== STATED TASK A ==
In the alert time distribution guide, what does a high proportion of out-of-hours alerts indicate?

───── DOCUMENT EXTRACT

Alert time distribution
This tile shows the ratio of alerts firing outside vs during working hours. A high proportion of out-of-hours alerts indicates alert noise or poor thresholds, often the fastest way to reduce on-call fatigue without increasing risk.
We'll use an SQL Analytics query to categorize each alert as either In hours or Out of hours, based on when it occurred. Then we'll aggregate the data by those two categories and count the number of alerts in each.
The result is a simple breakdown of alerts that occur during working hours versus those that impact on-call engineers outside of them.
Configuring the tile
Configure the following in the tile editor.
- Data source: Select Azure.
- Data stream: Select Alerts.
- Objects: Select the monitored objects you want to track alerts for.
- Parameters:
- Monitor condition: Select Fired.
- Severity: Leave blank to capture every severity level.

──────────
───── MATERIALS PROVIDED

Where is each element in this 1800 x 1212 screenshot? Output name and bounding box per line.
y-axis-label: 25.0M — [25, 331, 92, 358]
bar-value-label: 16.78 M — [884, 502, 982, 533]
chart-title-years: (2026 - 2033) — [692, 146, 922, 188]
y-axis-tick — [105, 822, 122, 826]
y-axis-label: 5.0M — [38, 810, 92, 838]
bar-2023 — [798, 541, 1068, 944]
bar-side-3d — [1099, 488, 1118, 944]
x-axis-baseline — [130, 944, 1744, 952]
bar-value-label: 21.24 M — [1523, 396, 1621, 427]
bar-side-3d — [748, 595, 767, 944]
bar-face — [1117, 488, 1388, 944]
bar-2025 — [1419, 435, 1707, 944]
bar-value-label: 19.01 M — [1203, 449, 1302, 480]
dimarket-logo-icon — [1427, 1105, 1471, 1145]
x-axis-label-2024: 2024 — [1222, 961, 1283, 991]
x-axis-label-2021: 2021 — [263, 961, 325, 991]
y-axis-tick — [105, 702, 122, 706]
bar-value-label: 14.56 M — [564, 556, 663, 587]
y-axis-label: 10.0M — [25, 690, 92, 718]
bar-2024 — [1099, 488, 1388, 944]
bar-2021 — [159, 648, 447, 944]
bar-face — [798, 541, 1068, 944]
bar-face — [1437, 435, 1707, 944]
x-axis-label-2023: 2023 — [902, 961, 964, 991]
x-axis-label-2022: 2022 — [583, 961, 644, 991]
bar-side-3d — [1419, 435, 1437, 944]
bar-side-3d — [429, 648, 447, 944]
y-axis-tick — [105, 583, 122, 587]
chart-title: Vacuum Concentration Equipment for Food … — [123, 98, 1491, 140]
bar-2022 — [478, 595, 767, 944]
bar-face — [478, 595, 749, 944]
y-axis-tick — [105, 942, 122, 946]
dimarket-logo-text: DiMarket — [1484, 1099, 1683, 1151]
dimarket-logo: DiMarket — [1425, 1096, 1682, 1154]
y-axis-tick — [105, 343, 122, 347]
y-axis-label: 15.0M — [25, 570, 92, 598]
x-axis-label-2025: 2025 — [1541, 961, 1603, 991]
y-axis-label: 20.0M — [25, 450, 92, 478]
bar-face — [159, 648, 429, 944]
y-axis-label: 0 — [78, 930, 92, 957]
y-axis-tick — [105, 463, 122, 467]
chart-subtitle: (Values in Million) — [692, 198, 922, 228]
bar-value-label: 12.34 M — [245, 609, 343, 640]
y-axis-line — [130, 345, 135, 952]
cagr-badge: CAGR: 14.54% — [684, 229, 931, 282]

──────────

== STATED TASK B ==
Please print the stretch of the records from their start through the line containing "dimarket-logo-icon — [1427, 1105, 1471, 1145]", both ends included, character for character.

== RESULT A ==
It indicates alert noise or poor thresholds.

== RESULT B ==
Where is each element in this 1800 x 1212 screenshot? Output name and bounding box per line.
y-axis-label: 25.0M — [25, 331, 92, 358]
bar-value-label: 16.78 M — [884, 502, 982, 533]
chart-title-years: (2026 - 2033) — [692, 146, 922, 188]
y-axis-tick — [105, 822, 122, 826]
y-axis-label: 5.0M — [38, 810, 92, 838]
bar-2023 — [798, 541, 1068, 944]
bar-side-3d — [1099, 488, 1118, 944]
x-axis-baseline — [130, 944, 1744, 952]
bar-value-label: 21.24 M — [1523, 396, 1621, 427]
bar-side-3d — [748, 595, 767, 944]
bar-face — [1117, 488, 1388, 944]
bar-2025 — [1419, 435, 1707, 944]
bar-value-label: 19.01 M — [1203, 449, 1302, 480]
dimarket-logo-icon — [1427, 1105, 1471, 1145]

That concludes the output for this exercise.